Saved entries:
═══
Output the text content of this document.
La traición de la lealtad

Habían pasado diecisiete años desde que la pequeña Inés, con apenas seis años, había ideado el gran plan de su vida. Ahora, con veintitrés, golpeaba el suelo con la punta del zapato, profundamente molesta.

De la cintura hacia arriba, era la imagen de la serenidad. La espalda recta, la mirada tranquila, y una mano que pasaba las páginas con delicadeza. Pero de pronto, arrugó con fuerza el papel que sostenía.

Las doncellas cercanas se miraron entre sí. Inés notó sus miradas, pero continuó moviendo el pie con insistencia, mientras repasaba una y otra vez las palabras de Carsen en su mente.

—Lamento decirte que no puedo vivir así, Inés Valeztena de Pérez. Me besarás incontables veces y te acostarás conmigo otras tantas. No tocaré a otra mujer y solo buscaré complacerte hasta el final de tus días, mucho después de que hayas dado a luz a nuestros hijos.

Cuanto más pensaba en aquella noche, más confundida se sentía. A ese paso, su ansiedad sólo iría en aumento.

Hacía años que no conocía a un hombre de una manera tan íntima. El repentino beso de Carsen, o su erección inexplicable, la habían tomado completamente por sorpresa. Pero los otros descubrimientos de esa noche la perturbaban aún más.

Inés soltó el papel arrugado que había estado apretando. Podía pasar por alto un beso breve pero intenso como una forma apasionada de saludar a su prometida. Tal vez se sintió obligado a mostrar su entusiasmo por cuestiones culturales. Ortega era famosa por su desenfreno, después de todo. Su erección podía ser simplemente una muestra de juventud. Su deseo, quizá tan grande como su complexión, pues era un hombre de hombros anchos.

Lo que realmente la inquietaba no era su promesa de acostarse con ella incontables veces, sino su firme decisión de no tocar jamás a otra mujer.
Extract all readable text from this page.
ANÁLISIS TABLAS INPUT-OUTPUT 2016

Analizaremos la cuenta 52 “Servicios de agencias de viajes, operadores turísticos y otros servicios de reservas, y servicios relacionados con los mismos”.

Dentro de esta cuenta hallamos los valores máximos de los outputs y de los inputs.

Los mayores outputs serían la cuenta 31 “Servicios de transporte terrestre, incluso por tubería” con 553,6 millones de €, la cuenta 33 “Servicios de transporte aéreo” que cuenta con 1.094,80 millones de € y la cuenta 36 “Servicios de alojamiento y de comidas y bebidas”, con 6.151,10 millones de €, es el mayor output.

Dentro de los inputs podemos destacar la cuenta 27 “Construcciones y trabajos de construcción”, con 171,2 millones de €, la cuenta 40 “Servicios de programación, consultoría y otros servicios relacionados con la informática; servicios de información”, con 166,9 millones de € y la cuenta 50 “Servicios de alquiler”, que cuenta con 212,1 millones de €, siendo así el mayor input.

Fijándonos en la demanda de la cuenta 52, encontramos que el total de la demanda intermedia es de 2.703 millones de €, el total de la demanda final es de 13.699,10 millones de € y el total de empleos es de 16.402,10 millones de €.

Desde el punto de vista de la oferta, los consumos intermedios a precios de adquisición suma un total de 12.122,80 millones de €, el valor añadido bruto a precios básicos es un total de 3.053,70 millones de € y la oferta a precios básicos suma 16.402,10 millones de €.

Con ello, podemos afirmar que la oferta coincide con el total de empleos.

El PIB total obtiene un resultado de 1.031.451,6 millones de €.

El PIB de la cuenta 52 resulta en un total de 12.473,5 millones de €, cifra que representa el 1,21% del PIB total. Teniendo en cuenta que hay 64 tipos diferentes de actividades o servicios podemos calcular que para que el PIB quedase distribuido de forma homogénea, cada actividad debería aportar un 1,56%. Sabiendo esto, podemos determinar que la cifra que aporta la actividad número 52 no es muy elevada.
═══
Tally the lines of the records holding the word "erección", then state only the tally.

2